**THE TASK:** Reproduce every entry below precisely; do not include the pictures.

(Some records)
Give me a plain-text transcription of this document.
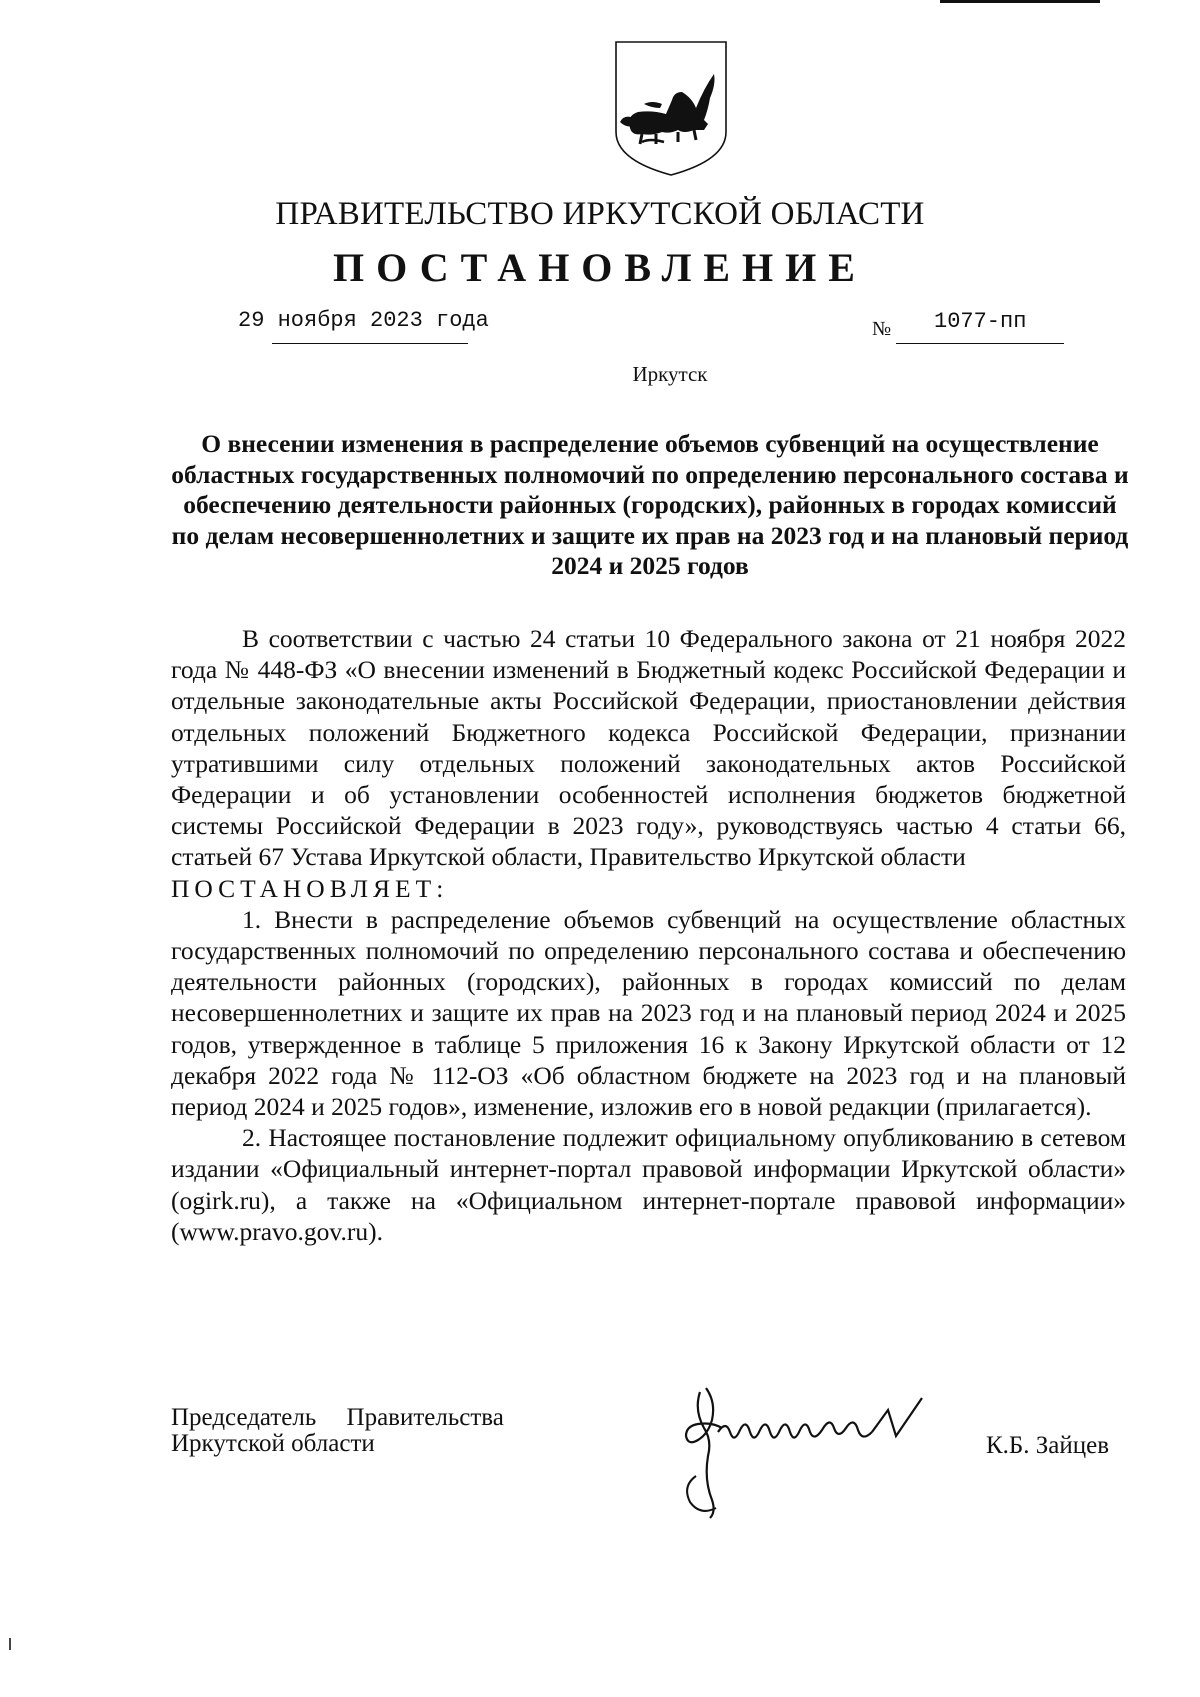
ПРАВИТЕЛЬСТВО ИРКУТСКОЙ ОБЛАСТИ
ПОСТАНОВЛЕНИЕ
29 ноября 2023 года	№ 1077-пп
Иркутск
О внесении изменения в распределение объемов субвенций на осуществление областных государственных полномочий по определению персонального состава и обеспечению деятельности районных (городских), районных в городах комиссий по делам несовершеннолетних и защите их прав на 2023 год и на плановый период 2024 и 2025 годов

В соответствии с частью 24 статьи 10 Федерального закона от 21 ноября 2022 года № 448-ФЗ «О внесении изменений в Бюджетный кодекс Российской Федерации и отдельные законодательные акты Российской Федерации, приостановлении действия отдельных положений Бюджетного кодекса Российской Федерации, признании утратившими силу отдельных положений законодательных актов Российской Федерации и об установлении особенностей исполнения бюджетов бюджетной системы Российской Федерации в 2023 году», руководствуясь частью 4 статьи 66, статьей 67 Устава Иркутской области, Правительство Иркутской области

ПОСТАНОВЛЯЕТ:

1. Внести в распределение объемов субвенций на осуществление областных государственных полномочий по определению персонального состава и обеспечению деятельности районных (городских), районных в городах комиссий по делам несовершеннолетних и защите их прав на 2023 год и на плановый период 2024 и 2025 годов, утвержденное в таблице 5 приложения 16 к Закону Иркутской области от 12 декабря 2022 года № 112-ОЗ «Об областном бюджете на 2023 год и на плановый период 2024 и 2025 годов», изменение, изложив его в новой редакции (прилагается).

2. Настоящее постановление подлежит официальному опубликованию в сетевом издании «Официальный интернет-портал правовой информации Иркутской области» (ogirk.ru), а также на «Официальном интернет-портале правовой информации» (www.pravo.gov.ru).

Председатель Правительства
Иркутской области	К.Б. Зайцев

**OUTPUT BELOW:**
Give me a plain-text transcription of this document.
ПРАВИТЕЛЬСТВО ИРКУТСКОЙ ОБЛАСТИ
ПОСТАНОВЛЕНИЕ
29 ноября 2023 года	№ 1077-пп
Иркутск
О внесении изменения в распределение объемов субвенций на осуществление областных государственных полномочий по определению персонального состава и обеспечению деятельности районных (городских), районных в городах комиссий по делам несовершеннолетних и защите их прав на 2023 год и на плановый период 2024 и 2025 годов

В соответствии с частью 24 статьи 10 Федерального закона от 21 ноября 2022 года № 448-ФЗ «О внесении изменений в Бюджетный кодекс Российской Федерации и отдельные законодательные акты Российской Федерации, приостановлении действия отдельных положений Бюджетного кодекса Российской Федерации, признании утратившими силу отдельных положений законодательных актов Российской Федерации и об установлении особенностей исполнения бюджетов бюджетной системы Российской Федерации в 2023 году», руководствуясь частью 4 статьи 66, статьей 67 Устава Иркутской области, Правительство Иркутской области

ПОСТАНОВЛЯЕТ:

1. Внести в распределение объемов субвенций на осуществление областных государственных полномочий по определению персонального состава и обеспечению деятельности районных (городских), районных в городах комиссий по делам несовершеннолетних и защите их прав на 2023 год и на плановый период 2024 и 2025 годов, утвержденное в таблице 5 приложения 16 к Закону Иркутской области от 12 декабря 2022 года № 112-ОЗ «Об областном бюджете на 2023 год и на плановый период 2024 и 2025 годов», изменение, изложив его в новой редакции (прилагается).

2. Настоящее постановление подлежит официальному опубликованию в сетевом издании «Официальный интернет-портал правовой информации Иркутской области» (ogirk.ru), а также на «Официальном интернет-портале правовой информации» (www.pravo.gov.ru).

Председатель Правительства
Иркутской области	К.Б. Зайцев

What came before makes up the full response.